#### Your instructions:
Can you repeat the data between the line holding "sidebar-item-table[interactable]: le —" and the line holding "topbar-actions: Dashboard Upgrade", inclusive, with nothing before or after?

#### Task data:
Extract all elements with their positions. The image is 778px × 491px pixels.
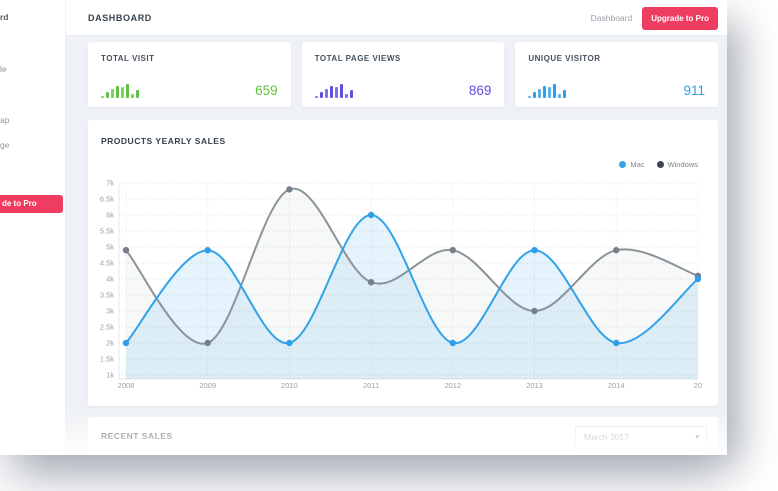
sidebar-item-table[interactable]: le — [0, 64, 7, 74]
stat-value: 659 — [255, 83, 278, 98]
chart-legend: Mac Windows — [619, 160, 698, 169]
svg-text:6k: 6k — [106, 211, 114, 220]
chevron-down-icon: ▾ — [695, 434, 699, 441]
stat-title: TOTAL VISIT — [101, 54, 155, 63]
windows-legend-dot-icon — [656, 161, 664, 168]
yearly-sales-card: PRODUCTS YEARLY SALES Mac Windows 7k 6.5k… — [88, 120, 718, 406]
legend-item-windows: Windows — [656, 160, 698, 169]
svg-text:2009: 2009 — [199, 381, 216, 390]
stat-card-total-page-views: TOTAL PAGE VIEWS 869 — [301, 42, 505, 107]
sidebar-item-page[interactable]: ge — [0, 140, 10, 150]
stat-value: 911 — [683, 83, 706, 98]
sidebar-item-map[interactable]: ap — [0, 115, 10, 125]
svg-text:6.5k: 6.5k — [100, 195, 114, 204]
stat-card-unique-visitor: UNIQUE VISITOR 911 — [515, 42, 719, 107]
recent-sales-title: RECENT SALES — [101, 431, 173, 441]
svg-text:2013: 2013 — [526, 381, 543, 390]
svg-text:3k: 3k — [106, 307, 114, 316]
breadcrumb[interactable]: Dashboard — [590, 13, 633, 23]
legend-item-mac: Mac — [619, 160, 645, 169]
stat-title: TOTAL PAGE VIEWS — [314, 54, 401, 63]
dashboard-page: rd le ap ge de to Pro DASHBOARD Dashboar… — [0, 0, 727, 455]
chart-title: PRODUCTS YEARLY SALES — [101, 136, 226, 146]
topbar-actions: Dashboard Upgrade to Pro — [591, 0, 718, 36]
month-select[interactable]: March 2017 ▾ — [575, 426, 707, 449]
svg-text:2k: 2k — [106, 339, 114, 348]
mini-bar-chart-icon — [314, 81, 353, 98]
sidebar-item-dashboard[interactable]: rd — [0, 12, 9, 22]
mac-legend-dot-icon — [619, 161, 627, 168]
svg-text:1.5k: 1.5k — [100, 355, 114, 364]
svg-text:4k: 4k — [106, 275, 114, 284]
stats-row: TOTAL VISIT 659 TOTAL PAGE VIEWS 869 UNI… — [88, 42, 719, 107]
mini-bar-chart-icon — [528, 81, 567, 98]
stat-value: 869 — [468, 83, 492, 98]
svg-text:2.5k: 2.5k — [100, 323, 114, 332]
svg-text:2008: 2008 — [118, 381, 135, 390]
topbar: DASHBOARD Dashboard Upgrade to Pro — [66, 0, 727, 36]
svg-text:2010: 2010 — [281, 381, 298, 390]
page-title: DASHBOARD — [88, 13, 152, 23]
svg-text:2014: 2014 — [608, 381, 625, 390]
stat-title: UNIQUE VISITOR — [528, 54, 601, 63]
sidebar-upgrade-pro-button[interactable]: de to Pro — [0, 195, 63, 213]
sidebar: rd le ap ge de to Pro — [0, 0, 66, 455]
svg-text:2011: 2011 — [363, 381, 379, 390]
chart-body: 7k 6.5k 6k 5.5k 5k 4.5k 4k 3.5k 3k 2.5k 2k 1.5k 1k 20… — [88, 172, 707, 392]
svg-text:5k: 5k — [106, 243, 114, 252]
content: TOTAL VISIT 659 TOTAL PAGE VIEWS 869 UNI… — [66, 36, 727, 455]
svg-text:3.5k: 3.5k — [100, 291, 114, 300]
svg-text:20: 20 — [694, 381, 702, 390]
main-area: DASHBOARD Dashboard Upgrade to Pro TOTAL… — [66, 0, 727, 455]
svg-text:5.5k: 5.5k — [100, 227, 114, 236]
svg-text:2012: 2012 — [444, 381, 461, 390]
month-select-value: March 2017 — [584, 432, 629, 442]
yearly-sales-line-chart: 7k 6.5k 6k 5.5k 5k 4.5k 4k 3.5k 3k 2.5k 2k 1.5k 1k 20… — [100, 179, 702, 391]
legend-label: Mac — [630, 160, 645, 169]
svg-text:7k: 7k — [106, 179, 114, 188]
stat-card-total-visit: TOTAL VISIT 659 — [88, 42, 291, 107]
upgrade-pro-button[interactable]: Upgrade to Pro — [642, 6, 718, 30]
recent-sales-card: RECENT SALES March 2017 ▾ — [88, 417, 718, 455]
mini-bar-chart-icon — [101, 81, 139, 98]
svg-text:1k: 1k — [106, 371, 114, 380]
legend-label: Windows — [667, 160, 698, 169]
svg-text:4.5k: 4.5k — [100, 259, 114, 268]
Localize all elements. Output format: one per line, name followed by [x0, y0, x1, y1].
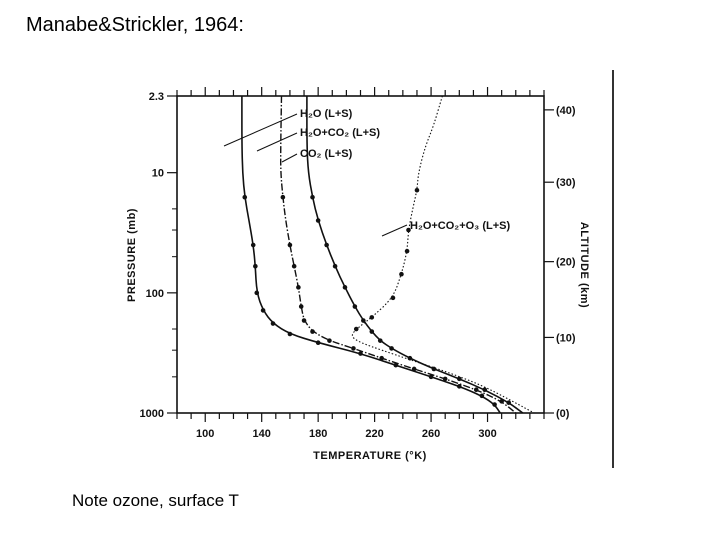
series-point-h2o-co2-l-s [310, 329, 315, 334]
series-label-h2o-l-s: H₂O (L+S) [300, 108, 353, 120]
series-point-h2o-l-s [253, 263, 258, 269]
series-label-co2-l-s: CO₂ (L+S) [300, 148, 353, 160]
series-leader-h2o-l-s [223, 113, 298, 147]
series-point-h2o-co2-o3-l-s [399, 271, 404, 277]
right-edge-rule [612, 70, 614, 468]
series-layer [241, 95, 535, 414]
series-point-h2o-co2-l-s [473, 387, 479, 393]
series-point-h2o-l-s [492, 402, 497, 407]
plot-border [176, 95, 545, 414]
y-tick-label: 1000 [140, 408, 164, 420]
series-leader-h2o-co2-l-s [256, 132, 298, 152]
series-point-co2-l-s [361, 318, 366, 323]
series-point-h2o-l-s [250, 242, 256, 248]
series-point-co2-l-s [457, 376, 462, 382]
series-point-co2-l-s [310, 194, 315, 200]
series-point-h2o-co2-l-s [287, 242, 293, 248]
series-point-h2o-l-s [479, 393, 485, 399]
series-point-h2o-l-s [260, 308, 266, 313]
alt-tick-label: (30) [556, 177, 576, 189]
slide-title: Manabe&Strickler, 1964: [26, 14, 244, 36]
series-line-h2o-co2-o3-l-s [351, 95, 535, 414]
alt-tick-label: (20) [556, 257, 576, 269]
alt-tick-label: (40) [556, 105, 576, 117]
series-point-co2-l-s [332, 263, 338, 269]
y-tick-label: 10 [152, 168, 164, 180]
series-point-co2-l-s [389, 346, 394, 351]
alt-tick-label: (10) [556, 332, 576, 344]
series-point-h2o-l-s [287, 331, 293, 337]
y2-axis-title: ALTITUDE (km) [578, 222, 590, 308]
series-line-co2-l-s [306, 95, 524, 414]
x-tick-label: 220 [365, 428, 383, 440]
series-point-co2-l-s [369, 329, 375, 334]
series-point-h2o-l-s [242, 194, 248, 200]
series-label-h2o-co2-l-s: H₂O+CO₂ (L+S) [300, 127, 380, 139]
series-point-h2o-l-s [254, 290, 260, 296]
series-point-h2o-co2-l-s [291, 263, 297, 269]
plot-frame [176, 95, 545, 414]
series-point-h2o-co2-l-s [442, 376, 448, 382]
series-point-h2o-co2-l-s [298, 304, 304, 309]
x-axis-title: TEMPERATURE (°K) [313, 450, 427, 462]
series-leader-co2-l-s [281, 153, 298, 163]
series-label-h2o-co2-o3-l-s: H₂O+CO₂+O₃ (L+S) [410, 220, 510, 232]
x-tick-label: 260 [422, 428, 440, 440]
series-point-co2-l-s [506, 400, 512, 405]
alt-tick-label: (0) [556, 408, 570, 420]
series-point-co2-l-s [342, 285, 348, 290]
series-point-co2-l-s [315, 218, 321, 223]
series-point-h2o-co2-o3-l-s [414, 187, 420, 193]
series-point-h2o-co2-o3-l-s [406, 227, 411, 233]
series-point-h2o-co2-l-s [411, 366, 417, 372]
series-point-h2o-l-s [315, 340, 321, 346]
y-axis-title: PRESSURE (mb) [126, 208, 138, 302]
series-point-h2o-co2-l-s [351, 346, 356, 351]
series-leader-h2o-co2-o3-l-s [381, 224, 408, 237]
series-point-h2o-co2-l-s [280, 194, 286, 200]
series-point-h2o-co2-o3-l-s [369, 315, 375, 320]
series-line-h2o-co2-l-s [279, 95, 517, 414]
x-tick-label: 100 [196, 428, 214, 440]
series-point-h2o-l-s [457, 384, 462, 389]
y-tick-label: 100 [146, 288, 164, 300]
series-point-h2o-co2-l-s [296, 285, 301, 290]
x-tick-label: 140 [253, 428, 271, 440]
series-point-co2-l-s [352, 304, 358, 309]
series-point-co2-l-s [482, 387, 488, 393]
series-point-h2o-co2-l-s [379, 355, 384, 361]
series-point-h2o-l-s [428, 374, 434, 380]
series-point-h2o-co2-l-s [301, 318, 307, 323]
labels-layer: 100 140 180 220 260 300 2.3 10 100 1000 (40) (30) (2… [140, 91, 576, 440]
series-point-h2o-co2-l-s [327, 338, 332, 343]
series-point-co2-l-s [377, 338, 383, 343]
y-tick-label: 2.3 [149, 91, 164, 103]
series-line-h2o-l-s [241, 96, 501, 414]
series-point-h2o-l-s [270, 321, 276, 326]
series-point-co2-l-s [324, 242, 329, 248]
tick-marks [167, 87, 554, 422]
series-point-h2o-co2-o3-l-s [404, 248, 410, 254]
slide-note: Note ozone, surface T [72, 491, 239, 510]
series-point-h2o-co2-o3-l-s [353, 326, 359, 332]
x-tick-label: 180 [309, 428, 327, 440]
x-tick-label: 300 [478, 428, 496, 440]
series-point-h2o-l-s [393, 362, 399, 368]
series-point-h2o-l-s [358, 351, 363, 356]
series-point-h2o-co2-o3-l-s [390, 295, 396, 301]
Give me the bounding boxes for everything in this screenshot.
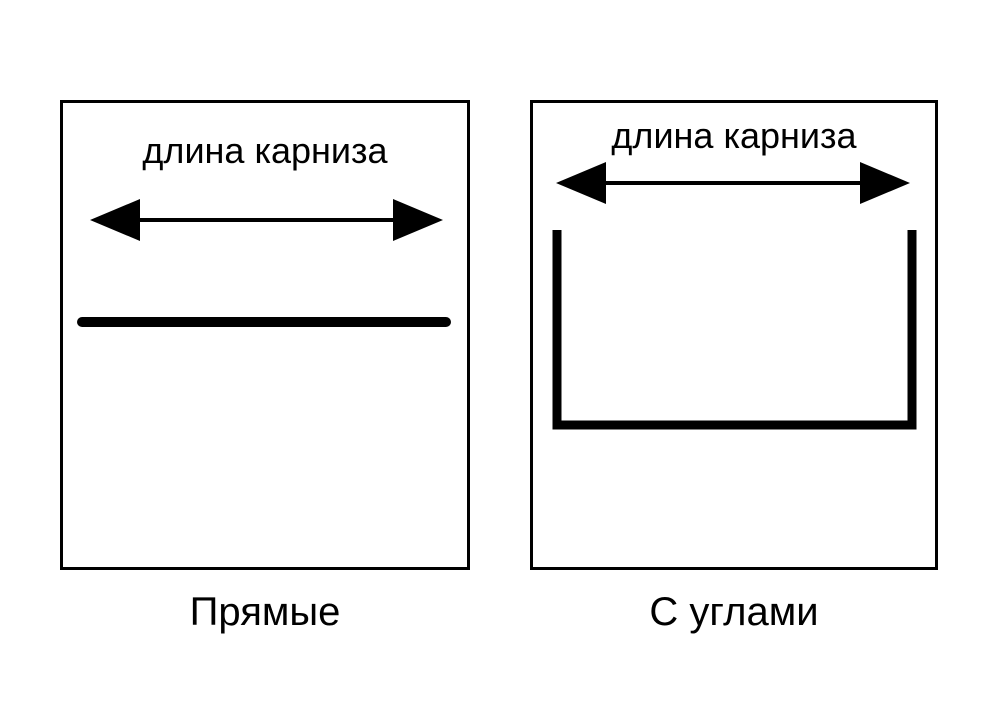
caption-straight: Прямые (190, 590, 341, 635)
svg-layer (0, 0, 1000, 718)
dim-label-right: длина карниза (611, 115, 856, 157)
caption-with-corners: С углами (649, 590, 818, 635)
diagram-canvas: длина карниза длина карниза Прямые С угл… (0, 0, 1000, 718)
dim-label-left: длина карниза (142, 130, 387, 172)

#### Written response:
sidebar-item-table[interactable]: le — [0, 64, 7, 74]
stat-value: 659 — [255, 83, 278, 98]
chart-legend: Mac Windows — [619, 160, 698, 169]
svg-text:6k: 6k — [106, 211, 114, 220]
chevron-down-icon: ▾ — [695, 434, 699, 441]
stat-title: TOTAL VISIT — [101, 54, 155, 63]
windows-legend-dot-icon — [656, 161, 664, 168]
yearly-sales-card: PRODUCTS YEARLY SALES Mac Windows 7k 6.5k… — [88, 120, 718, 406]
legend-item-windows: Windows — [656, 160, 698, 169]
svg-text:2009: 2009 — [199, 381, 216, 390]
stat-card-total-page-views: TOTAL PAGE VIEWS 869 — [301, 42, 505, 107]
sidebar-item-page[interactable]: ge — [0, 140, 10, 150]
stat-value: 911 — [683, 83, 706, 98]
sidebar-item-map[interactable]: ap — [0, 115, 10, 125]
svg-text:6.5k: 6.5k — [100, 195, 114, 204]
stat-card-unique-visitor: UNIQUE VISITOR 911 — [515, 42, 719, 107]
recent-sales-title: RECENT SALES — [101, 431, 173, 441]
svg-text:2013: 2013 — [526, 381, 543, 390]
svg-text:3k: 3k — [106, 307, 114, 316]
breadcrumb[interactable]: Dashboard — [590, 13, 633, 23]
legend-item-mac: Mac — [619, 160, 645, 169]
stat-title: TOTAL PAGE VIEWS — [314, 54, 401, 63]
dashboard-page: rd le ap ge de to Pro DASHBOARD Dashboar… — [0, 0, 727, 455]
chart-title: PRODUCTS YEARLY SALES — [101, 136, 226, 146]
topbar-actions: Dashboard Upgrade to Pro — [591, 0, 718, 36]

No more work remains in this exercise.